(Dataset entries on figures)
╭──
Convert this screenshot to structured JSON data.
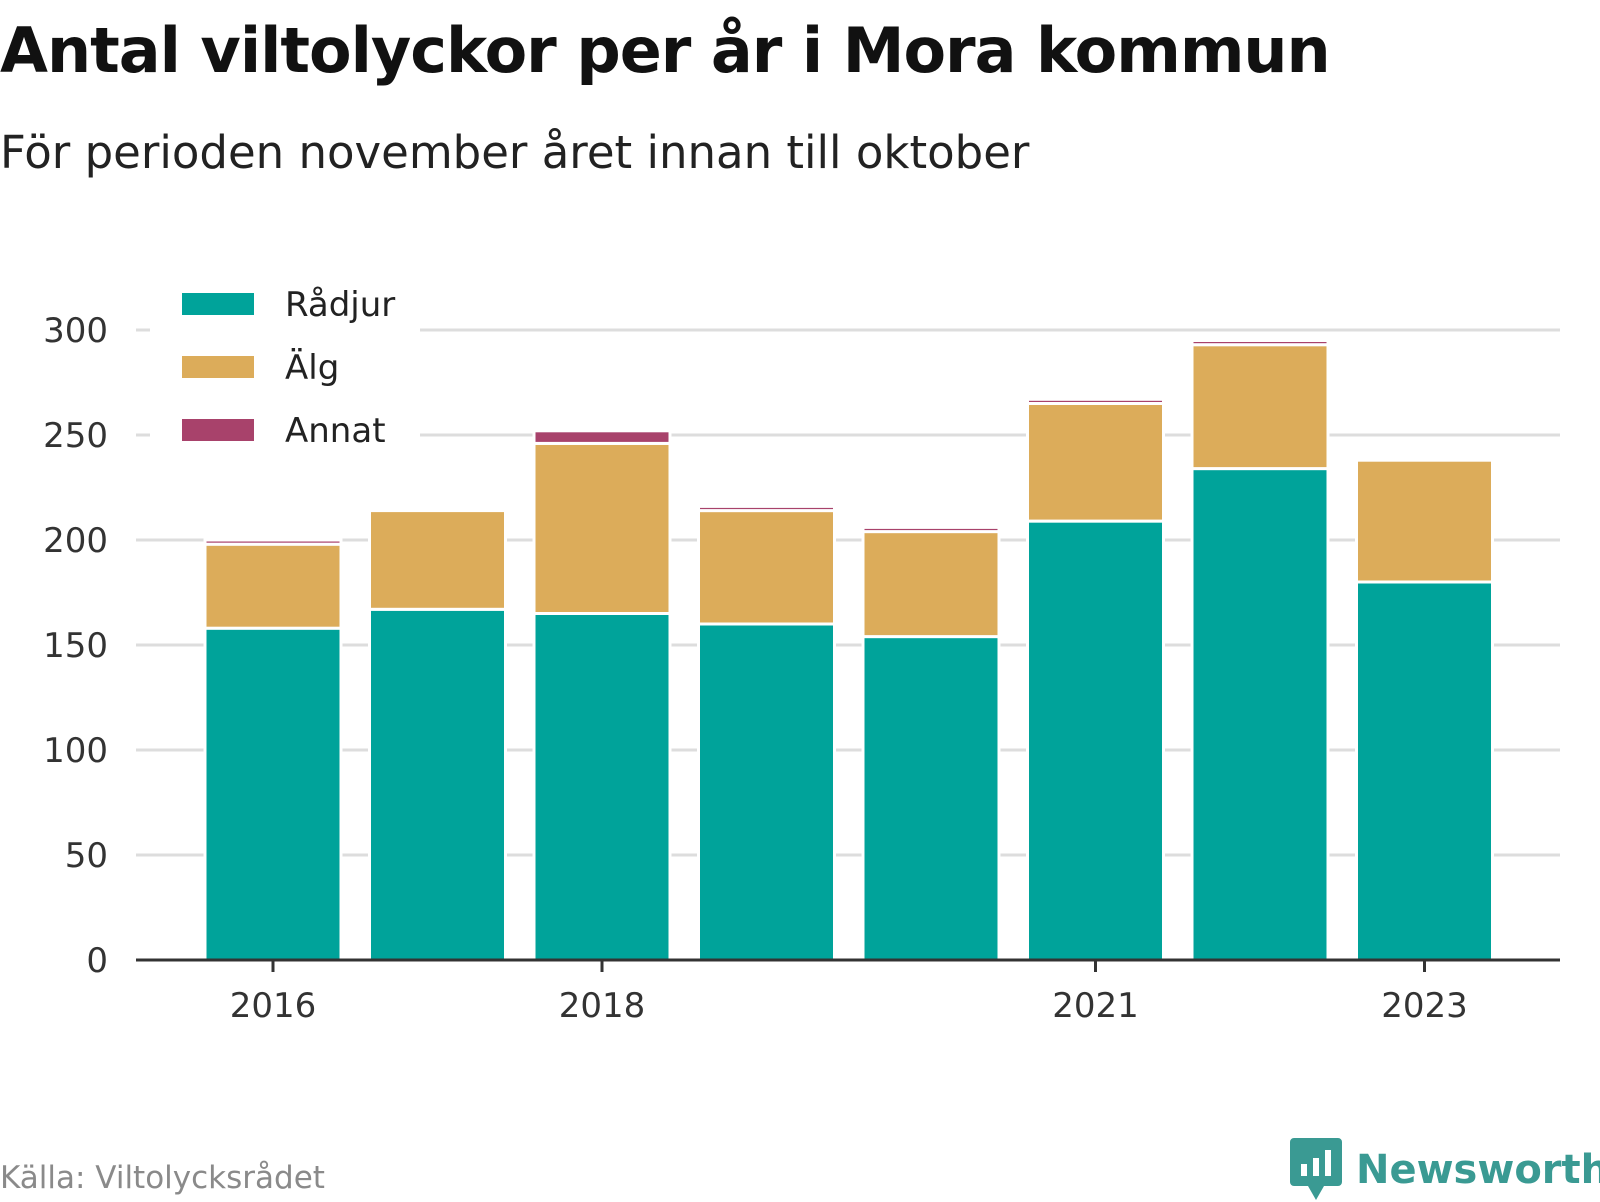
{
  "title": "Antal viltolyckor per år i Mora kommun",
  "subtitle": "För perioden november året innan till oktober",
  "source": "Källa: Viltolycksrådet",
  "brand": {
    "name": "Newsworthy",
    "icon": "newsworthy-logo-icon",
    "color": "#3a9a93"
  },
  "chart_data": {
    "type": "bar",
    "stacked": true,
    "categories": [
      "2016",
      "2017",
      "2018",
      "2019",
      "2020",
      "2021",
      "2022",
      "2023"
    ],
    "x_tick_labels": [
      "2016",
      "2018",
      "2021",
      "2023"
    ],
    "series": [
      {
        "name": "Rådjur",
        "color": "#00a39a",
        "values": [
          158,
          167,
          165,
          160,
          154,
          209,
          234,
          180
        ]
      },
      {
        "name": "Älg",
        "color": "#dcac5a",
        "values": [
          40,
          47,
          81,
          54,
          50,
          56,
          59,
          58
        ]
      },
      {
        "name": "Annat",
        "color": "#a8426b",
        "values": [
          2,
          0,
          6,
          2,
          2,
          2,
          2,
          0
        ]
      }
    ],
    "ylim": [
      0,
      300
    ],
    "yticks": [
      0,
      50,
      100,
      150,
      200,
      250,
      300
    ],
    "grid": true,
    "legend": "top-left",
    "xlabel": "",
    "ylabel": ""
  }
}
╰──
╭──
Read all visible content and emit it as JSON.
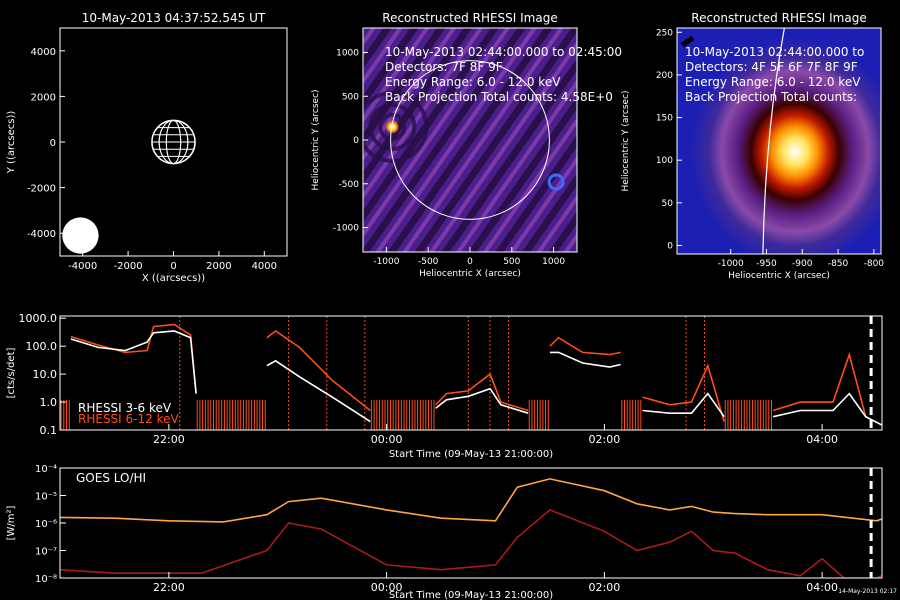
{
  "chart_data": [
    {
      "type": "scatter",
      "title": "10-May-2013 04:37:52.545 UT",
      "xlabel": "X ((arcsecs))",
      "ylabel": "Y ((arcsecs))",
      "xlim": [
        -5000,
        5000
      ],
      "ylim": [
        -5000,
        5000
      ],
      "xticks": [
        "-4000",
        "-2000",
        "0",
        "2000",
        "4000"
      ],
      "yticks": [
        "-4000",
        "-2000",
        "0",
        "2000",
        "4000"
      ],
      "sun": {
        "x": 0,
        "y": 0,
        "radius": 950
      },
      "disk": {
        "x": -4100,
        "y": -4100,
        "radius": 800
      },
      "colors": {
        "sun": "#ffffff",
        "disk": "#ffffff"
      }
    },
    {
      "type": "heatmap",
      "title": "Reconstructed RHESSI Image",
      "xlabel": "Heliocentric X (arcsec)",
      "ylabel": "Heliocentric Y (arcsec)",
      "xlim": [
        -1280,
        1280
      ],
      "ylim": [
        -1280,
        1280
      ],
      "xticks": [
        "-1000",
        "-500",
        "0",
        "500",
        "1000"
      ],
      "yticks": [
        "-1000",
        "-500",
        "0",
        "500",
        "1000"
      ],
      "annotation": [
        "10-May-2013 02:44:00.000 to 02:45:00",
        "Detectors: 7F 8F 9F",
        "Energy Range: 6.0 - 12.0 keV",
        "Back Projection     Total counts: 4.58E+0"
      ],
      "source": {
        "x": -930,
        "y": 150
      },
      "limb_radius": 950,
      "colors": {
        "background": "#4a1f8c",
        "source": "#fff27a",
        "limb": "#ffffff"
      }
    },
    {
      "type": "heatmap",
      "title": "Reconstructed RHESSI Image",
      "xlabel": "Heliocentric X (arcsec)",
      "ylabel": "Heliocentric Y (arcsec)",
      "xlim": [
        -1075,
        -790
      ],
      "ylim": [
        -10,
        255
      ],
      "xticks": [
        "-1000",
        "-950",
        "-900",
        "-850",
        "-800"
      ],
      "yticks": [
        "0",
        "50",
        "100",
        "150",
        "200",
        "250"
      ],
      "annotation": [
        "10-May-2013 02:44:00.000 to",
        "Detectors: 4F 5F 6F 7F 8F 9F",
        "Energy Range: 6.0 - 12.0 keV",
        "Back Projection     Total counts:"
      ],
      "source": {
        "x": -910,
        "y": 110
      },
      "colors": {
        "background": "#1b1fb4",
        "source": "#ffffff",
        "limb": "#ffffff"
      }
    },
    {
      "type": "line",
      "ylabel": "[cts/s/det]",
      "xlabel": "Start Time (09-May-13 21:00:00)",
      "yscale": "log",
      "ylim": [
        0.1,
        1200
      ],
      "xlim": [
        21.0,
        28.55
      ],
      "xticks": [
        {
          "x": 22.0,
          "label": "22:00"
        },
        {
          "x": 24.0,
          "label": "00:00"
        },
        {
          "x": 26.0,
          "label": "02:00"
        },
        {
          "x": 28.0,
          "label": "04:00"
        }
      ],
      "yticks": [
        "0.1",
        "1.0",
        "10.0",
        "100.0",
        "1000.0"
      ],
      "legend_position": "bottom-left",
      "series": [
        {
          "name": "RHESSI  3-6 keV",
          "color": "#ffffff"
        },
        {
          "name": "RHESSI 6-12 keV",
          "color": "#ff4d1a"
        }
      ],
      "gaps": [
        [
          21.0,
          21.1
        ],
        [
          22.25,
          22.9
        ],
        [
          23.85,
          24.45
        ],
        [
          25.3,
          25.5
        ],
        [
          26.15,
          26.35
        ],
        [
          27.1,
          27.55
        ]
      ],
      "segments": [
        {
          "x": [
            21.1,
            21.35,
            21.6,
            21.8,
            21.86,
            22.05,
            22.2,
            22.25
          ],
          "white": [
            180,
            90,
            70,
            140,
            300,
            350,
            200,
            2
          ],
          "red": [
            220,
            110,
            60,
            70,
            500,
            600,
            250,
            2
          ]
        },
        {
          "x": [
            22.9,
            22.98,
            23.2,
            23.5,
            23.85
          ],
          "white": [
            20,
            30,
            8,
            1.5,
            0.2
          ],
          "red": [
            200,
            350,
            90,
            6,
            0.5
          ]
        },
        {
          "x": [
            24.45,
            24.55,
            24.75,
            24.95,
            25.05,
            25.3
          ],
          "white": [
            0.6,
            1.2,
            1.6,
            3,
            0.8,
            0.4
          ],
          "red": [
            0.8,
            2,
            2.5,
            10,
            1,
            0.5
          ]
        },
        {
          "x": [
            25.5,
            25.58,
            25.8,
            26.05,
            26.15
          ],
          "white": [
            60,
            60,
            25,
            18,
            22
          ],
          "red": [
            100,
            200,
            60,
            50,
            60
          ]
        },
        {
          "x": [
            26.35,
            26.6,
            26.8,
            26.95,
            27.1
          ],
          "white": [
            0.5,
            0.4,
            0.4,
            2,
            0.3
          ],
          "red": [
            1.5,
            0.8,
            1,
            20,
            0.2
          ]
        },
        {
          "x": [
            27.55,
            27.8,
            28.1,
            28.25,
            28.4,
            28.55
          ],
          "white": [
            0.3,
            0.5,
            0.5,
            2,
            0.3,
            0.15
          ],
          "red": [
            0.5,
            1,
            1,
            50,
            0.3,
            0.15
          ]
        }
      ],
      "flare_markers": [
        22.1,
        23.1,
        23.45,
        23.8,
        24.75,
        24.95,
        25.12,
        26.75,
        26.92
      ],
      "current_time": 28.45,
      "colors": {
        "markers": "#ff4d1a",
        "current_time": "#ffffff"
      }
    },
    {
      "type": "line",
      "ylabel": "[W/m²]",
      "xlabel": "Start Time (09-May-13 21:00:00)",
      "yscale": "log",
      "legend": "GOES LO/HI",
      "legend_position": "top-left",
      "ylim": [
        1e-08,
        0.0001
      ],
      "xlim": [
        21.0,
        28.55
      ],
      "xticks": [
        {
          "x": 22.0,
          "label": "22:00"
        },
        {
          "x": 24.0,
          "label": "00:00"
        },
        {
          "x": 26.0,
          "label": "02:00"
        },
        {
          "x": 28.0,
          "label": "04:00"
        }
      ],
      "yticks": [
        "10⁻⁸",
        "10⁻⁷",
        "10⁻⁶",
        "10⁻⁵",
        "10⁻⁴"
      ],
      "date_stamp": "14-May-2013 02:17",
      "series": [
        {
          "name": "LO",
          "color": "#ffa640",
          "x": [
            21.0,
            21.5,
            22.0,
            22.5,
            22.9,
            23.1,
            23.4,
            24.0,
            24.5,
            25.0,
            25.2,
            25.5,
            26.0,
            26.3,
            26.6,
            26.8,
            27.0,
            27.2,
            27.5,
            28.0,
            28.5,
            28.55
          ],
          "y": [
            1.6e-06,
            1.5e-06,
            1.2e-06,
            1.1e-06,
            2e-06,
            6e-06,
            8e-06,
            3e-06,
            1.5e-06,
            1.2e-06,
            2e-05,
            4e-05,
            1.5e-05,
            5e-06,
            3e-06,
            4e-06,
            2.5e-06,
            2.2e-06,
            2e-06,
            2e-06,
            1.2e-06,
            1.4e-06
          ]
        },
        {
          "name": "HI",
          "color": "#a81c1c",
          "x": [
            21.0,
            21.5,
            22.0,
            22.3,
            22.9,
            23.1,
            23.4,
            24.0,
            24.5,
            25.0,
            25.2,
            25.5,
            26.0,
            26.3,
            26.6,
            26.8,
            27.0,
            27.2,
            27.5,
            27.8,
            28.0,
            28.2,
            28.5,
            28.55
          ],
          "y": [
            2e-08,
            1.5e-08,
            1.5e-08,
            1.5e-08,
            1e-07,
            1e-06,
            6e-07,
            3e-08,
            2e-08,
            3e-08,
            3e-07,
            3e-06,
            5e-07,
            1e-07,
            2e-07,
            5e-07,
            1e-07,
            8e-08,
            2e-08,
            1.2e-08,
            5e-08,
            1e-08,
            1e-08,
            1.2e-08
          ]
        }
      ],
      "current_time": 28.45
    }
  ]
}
╰──
> _What this task involves_
Pick out the lines that contain "left" and copy them.

> _Reply to the task_
    "legend": "top-left",
      "legend_position": "bottom-left",
      "legend_position": "top-left",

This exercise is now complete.